STATED PROBLEM
State the number of lines, and only that number, in which the word "Brique" appears.

RECORDED DATA

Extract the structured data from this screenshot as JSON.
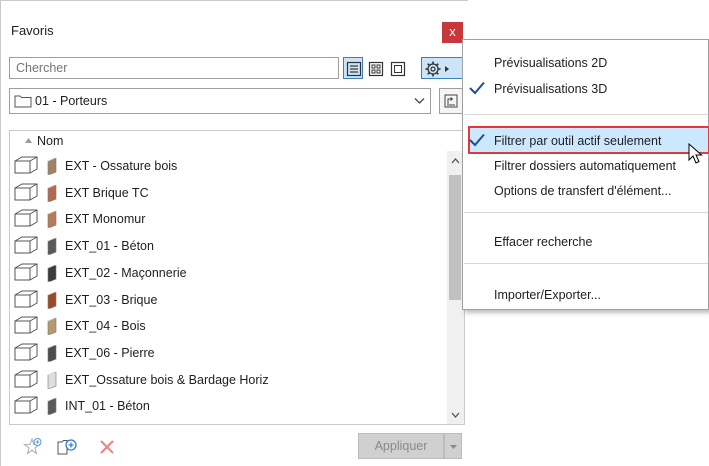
{
  "panel": {
    "title": "Favoris",
    "close_label": "x",
    "search_placeholder": "Chercher",
    "folder": "01 - Porteurs",
    "column_name": "Nom",
    "apply_label": "Appliquer"
  },
  "favorites": [
    {
      "name": "EXT - Ossature bois",
      "color": "#9c8464"
    },
    {
      "name": "EXT Brique TC",
      "color": "#b26a4e"
    },
    {
      "name": "EXT Monomur",
      "color": "#b67a56"
    },
    {
      "name": "EXT_01 - Béton",
      "color": "#5a5a5a"
    },
    {
      "name": "EXT_02 - Maçonnerie",
      "color": "#3c3c3c"
    },
    {
      "name": "EXT_03 - Brique",
      "color": "#9a4a24"
    },
    {
      "name": "EXT_04 - Bois",
      "color": "#b59a6e"
    },
    {
      "name": "EXT_06 - Pierre",
      "color": "#4c4c4c"
    },
    {
      "name": "EXT_Ossature bois & Bardage Horiz",
      "color": "#dedede"
    },
    {
      "name": "INT_01 - Béton",
      "color": "#595959"
    }
  ],
  "menu": {
    "preview_2d": "Prévisualisations 2D",
    "preview_3d": "Prévisualisations 3D",
    "filter_active_tool": "Filtrer par outil actif seulement",
    "filter_folders_auto": "Filtrer dossiers automatiquement",
    "transfer_options": "Options de transfert d'élément...",
    "clear_search": "Effacer recherche",
    "import_export": "Importer/Exporter..."
  },
  "colors": {
    "accent": "#3c7fb1",
    "close": "#c8373b",
    "highlight": "#cce8ff",
    "callout": "#e13a3a"
  }
}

SOLUTION
2